Exercise prompt
Without the images, print all the entries below exactly as given.

── Listed records

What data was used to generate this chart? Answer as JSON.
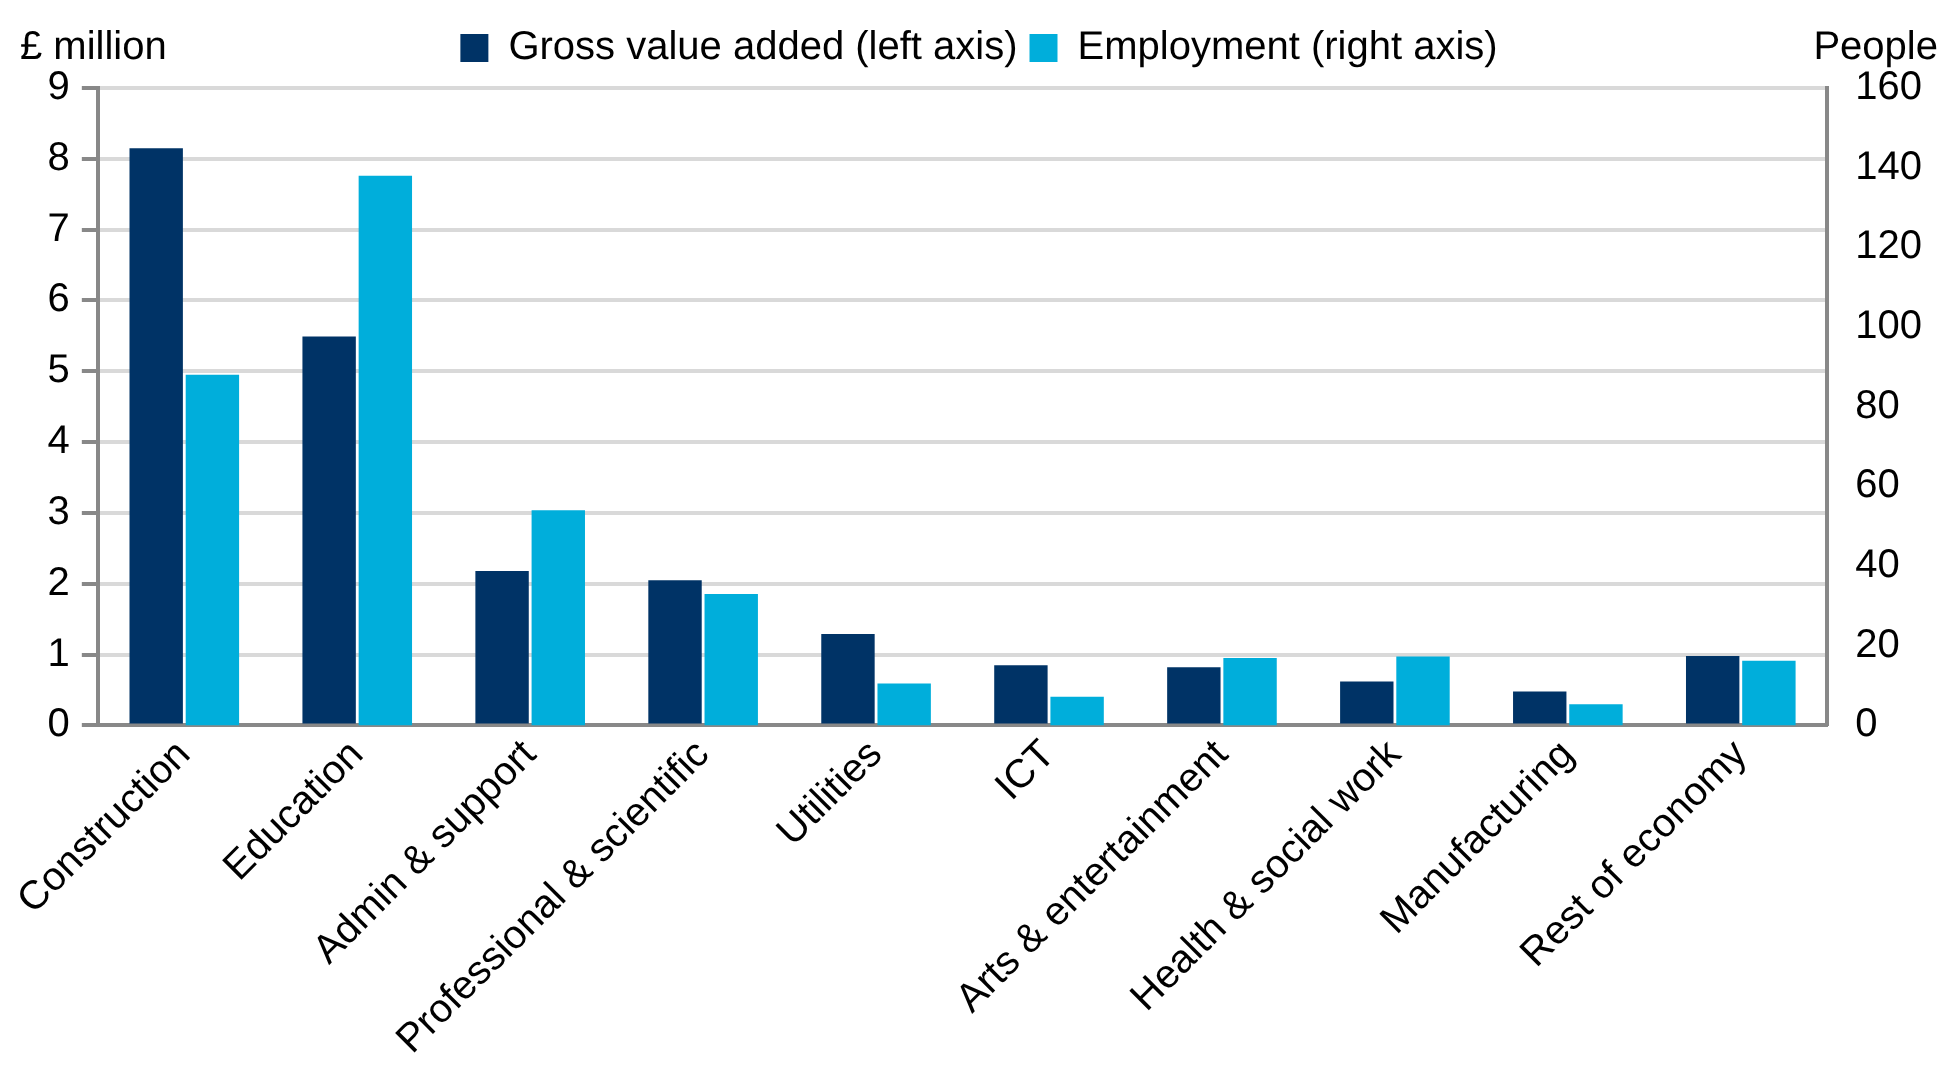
{
  "chart_data": {
    "type": "bar",
    "ylabel": "£ million",
    "y2label": "People",
    "categories": [
      "Construction",
      "Education",
      "Admin & support",
      "Professional & scientific",
      "Utilities",
      "ICT",
      "Arts & entertainment",
      "Health & social work",
      "Manufacturing",
      "Rest of economy"
    ],
    "series": [
      {
        "name": "Gross value added (left axis)",
        "color": "#003366",
        "values": [
          8.15,
          5.49,
          2.18,
          2.05,
          1.29,
          0.85,
          0.82,
          0.62,
          0.48,
          0.98
        ]
      },
      {
        "name": "Employment (right axis)",
        "color": "#00aedb",
        "axis": "y2",
        "values": [
          88,
          138,
          54,
          33,
          10.5,
          7.2,
          16.9,
          17.3,
          5.3,
          16.2
        ]
      }
    ],
    "ylim": [
      0,
      9
    ],
    "yticks": [
      0,
      1,
      2,
      3,
      4,
      5,
      6,
      7,
      8,
      9
    ],
    "y2lim": [
      0,
      160
    ],
    "y2ticks": [
      0,
      20,
      40,
      60,
      80,
      100,
      120,
      140,
      160
    ],
    "grid": "y",
    "legend": "top"
  }
}
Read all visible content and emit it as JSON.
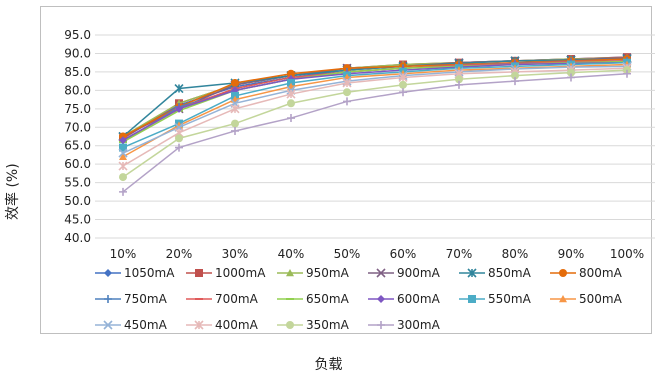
{
  "chart_data": {
    "type": "line",
    "xlabel": "负载",
    "ylabel": "效率 (%)",
    "categories": [
      "10%",
      "20%",
      "30%",
      "40%",
      "50%",
      "60%",
      "70%",
      "80%",
      "90%",
      "100%"
    ],
    "ylim": [
      40.0,
      95.0
    ],
    "yticks": [
      "40.0",
      "45.0",
      "50.0",
      "55.0",
      "60.0",
      "65.0",
      "70.0",
      "75.0",
      "80.0",
      "85.0",
      "90.0",
      "95.0"
    ],
    "grid": true,
    "legend": "bottom",
    "series": [
      {
        "name": "1050mA",
        "color": "#4472C4",
        "marker": "diamond",
        "values": [
          67.0,
          76.0,
          81.0,
          83.5,
          85.5,
          86.5,
          87.5,
          88.0,
          88.5,
          89.0
        ]
      },
      {
        "name": "1000mA",
        "color": "#C0504D",
        "marker": "square",
        "values": [
          67.0,
          76.5,
          81.5,
          84.0,
          86.0,
          87.0,
          87.5,
          88.0,
          88.5,
          89.0
        ]
      },
      {
        "name": "950mA",
        "color": "#9BBB59",
        "marker": "triangle",
        "values": [
          67.5,
          76.5,
          81.5,
          84.0,
          86.0,
          87.0,
          87.5,
          88.0,
          88.5,
          88.8
        ]
      },
      {
        "name": "900mA",
        "color": "#7F6084",
        "marker": "x",
        "values": [
          67.5,
          75.0,
          81.5,
          84.0,
          86.0,
          86.5,
          87.5,
          88.0,
          88.3,
          88.8
        ]
      },
      {
        "name": "850mA",
        "color": "#31859C",
        "marker": "star",
        "values": [
          67.5,
          80.5,
          82.0,
          84.0,
          85.5,
          86.5,
          87.3,
          88.0,
          88.2,
          88.5
        ]
      },
      {
        "name": "800mA",
        "color": "#E46C0A",
        "marker": "circle",
        "values": [
          67.5,
          75.5,
          82.0,
          84.5,
          86.0,
          86.5,
          87.0,
          87.5,
          88.0,
          88.5
        ]
      },
      {
        "name": "750mA",
        "color": "#4F81BD",
        "marker": "plus",
        "values": [
          66.0,
          75.5,
          80.0,
          83.0,
          85.0,
          86.0,
          86.8,
          87.3,
          87.8,
          88.0
        ]
      },
      {
        "name": "700mA",
        "color": "#E05A5A",
        "marker": "dash",
        "values": [
          66.5,
          75.0,
          80.5,
          83.5,
          85.0,
          86.0,
          86.8,
          87.2,
          87.8,
          88.0
        ]
      },
      {
        "name": "650mA",
        "color": "#92D050",
        "marker": "dash",
        "values": [
          66.0,
          74.5,
          80.0,
          83.0,
          85.0,
          86.0,
          86.5,
          87.0,
          87.5,
          87.8
        ]
      },
      {
        "name": "600mA",
        "color": "#7E57C2",
        "marker": "diamond",
        "values": [
          66.5,
          75.0,
          80.0,
          83.0,
          84.5,
          85.5,
          86.3,
          87.0,
          87.3,
          87.5
        ]
      },
      {
        "name": "550mA",
        "color": "#4BACC6",
        "marker": "square",
        "values": [
          64.5,
          71.0,
          78.5,
          82.0,
          84.0,
          85.0,
          86.0,
          86.5,
          87.0,
          87.5
        ]
      },
      {
        "name": "500mA",
        "color": "#F79646",
        "marker": "triangle",
        "values": [
          62.0,
          70.5,
          77.5,
          81.0,
          83.5,
          84.5,
          85.5,
          86.0,
          86.5,
          87.0
        ]
      },
      {
        "name": "450mA",
        "color": "#95B3D7",
        "marker": "x",
        "values": [
          63.0,
          70.0,
          76.5,
          80.0,
          82.5,
          84.0,
          85.0,
          85.8,
          86.3,
          86.5
        ]
      },
      {
        "name": "400mA",
        "color": "#E6B9B8",
        "marker": "star",
        "values": [
          59.5,
          68.5,
          75.0,
          79.0,
          82.0,
          83.5,
          84.5,
          85.0,
          85.5,
          86.0
        ]
      },
      {
        "name": "350mA",
        "color": "#C3D69B",
        "marker": "circle",
        "values": [
          56.5,
          67.0,
          71.0,
          76.5,
          79.5,
          81.5,
          83.0,
          84.0,
          84.8,
          85.5
        ]
      },
      {
        "name": "300mA",
        "color": "#B3A2C7",
        "marker": "plus",
        "values": [
          52.5,
          64.5,
          69.0,
          72.5,
          77.0,
          79.5,
          81.5,
          82.5,
          83.5,
          84.5
        ]
      }
    ]
  }
}
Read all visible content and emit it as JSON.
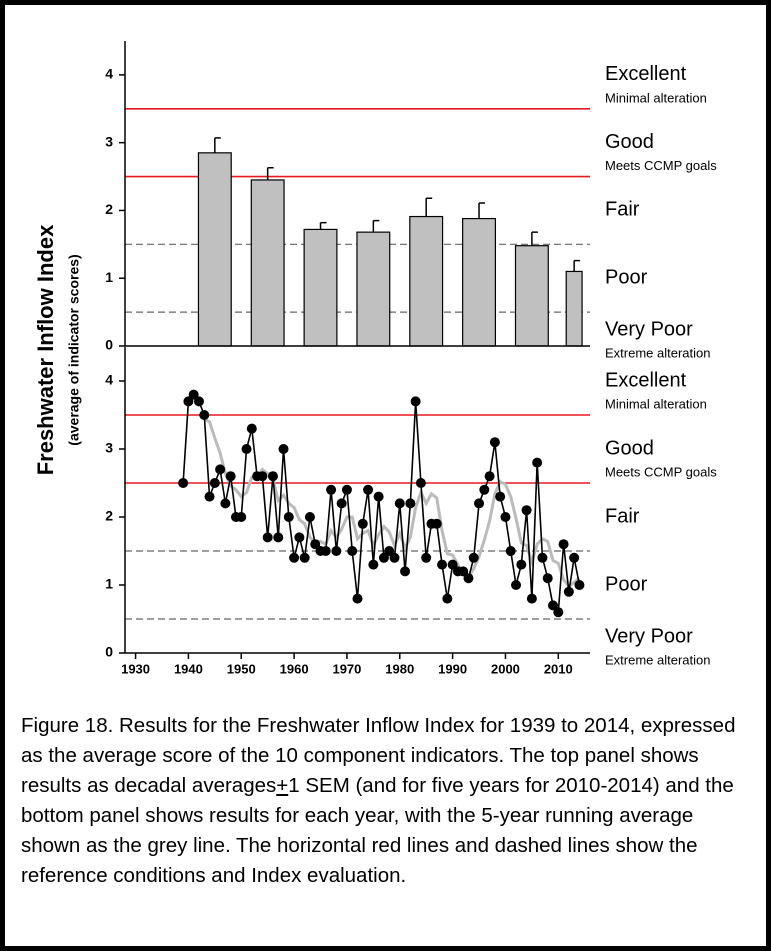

────

Complete response
What data was used to generate this chart? Answer as JSON.
{
  "chart_data": {
    "type": "bar",
    "ylabel": "£ million",
    "y2label": "People",
    "categories": [
      "Construction",
      "Education",
      "Admin & support",
      "Professional & scientific",
      "Utilities",
      "ICT",
      "Arts & entertainment",
      "Health & social work",
      "Manufacturing",
      "Rest of economy"
    ],
    "series": [
      {
        "name": "Gross value added (left axis)",
        "color": "#003366",
        "values": [
          8.15,
          5.49,
          2.18,
          2.05,
          1.29,
          0.85,
          0.82,
          0.62,
          0.48,
          0.98
        ]
      },
      {
        "name": "Employment (right axis)",
        "color": "#00aedb",
        "axis": "y2",
        "values": [
          88,
          138,
          54,
          33,
          10.5,
          7.2,
          16.9,
          17.3,
          5.3,
          16.2
        ]
      }
    ],
    "ylim": [
      0,
      9
    ],
    "yticks": [
      0,
      1,
      2,
      3,
      4,
      5,
      6,
      7,
      8,
      9
    ],
    "y2lim": [
      0,
      160
    ],
    "y2ticks": [
      0,
      20,
      40,
      60,
      80,
      100,
      120,
      140,
      160
    ],
    "grid": "y",
    "legend": "top"
  }
}
Read all visible content and emit it as JSON.
{
  "chart_data": {
    "type": "line",
    "xlabel": "负载",
    "ylabel": "效率 (%)",
    "categories": [
      "10%",
      "20%",
      "30%",
      "40%",
      "50%",
      "60%",
      "70%",
      "80%",
      "90%",
      "100%"
    ],
    "ylim": [
      40.0,
      95.0
    ],
    "yticks": [
      "40.0",
      "45.0",
      "50.0",
      "55.0",
      "60.0",
      "65.0",
      "70.0",
      "75.0",
      "80.0",
      "85.0",
      "90.0",
      "95.0"
    ],
    "grid": true,
    "legend": "bottom",
    "series": [
      {
        "name": "1050mA",
        "color": "#4472C4",
        "marker": "diamond",
        "values": [
          67.0,
          76.0,
          81.0,
          83.5,
          85.5,
          86.5,
          87.5,
          88.0,
          88.5,
          89.0
        ]
      },
      {
        "name": "1000mA",
        "color": "#C0504D",
        "marker": "square",
        "values": [
          67.0,
          76.5,
          81.5,
          84.0,
          86.0,
          87.0,
          87.5,
          88.0,
          88.5,
          89.0
        ]
      },
      {
        "name": "950mA",
        "color": "#9BBB59",
        "marker": "triangle",
        "values": [
          67.5,
          76.5,
          81.5,
          84.0,
          86.0,
          87.0,
          87.5,
          88.0,
          88.5,
          88.8
        ]
      },
      {
        "name": "900mA",
        "color": "#7F6084",
        "marker": "x",
        "values": [
          67.5,
          75.0,
          81.5,
          84.0,
          86.0,
          86.5,
          87.5,
          88.0,
          88.3,
          88.8
        ]
      },
      {
        "name": "850mA",
        "color": "#31859C",
        "marker": "star",
        "values": [
          67.5,
          80.5,
          82.0,
          84.0,
          85.5,
          86.5,
          87.3,
          88.0,
          88.2,
          88.5
        ]
      },
      {
        "name": "800mA",
        "color": "#E46C0A",
        "marker": "circle",
        "values": [
          67.5,
          75.5,
          82.0,
          84.5,
          86.0,
          86.5,
          87.0,
          87.5,
          88.0,
          88.5
        ]
      },
      {
        "name": "750mA",
        "color": "#4F81BD",
        "marker": "plus",
        "values": [
          66.0,
          75.5,
          80.0,
          83.0,
          85.0,
          86.0,
          86.8,
          87.3,
          87.8,
          88.0
        ]
      },
      {
        "name": "700mA",
        "color": "#E05A5A",
        "marker": "dash",
        "values": [
          66.5,
          75.0,
          80.5,
          83.5,
          85.0,
          86.0,
          86.8,
          87.2,
          87.8,
          88.0
        ]
      },
      {
        "name": "650mA",
        "color": "#92D050",
        "marker": "dash",
        "values": [
          66.0,
          74.5,
          80.0,
          83.0,
          85.0,
          86.0,
          86.5,
          87.0,
          87.5,
          87.8
        ]
      },
      {
        "name": "600mA",
        "color": "#7E57C2",
        "marker": "diamond",
        "values": [
          66.5,
          75.0,
          80.0,
          83.0,
          84.5,
          85.5,
          86.3,
          87.0,
          87.3,
          87.5
        ]
      },
      {
        "name": "550mA",
        "color": "#4BACC6",
        "marker": "square",
        "values": [
          64.5,
          71.0,
          78.5,
          82.0,
          84.0,
          85.0,
          86.0,
          86.5,
          87.0,
          87.5
        ]
      },
      {
        "name": "500mA",
        "color": "#F79646",
        "marker": "triangle",
        "values": [
          62.0,
          70.5,
          77.5,
          81.0,
          83.5,
          84.5,
          85.5,
          86.0,
          86.5,
          87.0
        ]
      },
      {
        "name": "450mA",
        "color": "#95B3D7",
        "marker": "x",
        "values": [
          63.0,
          70.0,
          76.5,
          80.0,
          82.5,
          84.0,
          85.0,
          85.8,
          86.3,
          86.5
        ]
      },
      {
        "name": "400mA",
        "color": "#E6B9B8",
        "marker": "star",
        "values": [
          59.5,
          68.5,
          75.0,
          79.0,
          82.0,
          83.5,
          84.5,
          85.0,
          85.5,
          86.0
        ]
      },
      {
        "name": "350mA",
        "color": "#C3D69B",
        "marker": "circle",
        "values": [
          56.5,
          67.0,
          71.0,
          76.5,
          79.5,
          81.5,
          83.0,
          84.0,
          84.8,
          85.5
        ]
      },
      {
        "name": "300mA",
        "color": "#B3A2C7",
        "marker": "plus",
        "values": [
          52.5,
          64.5,
          69.0,
          72.5,
          77.0,
          79.5,
          81.5,
          82.5,
          83.5,
          84.5
        ]
      }
    ]
  }
}
Read all visible content and emit it as JSON.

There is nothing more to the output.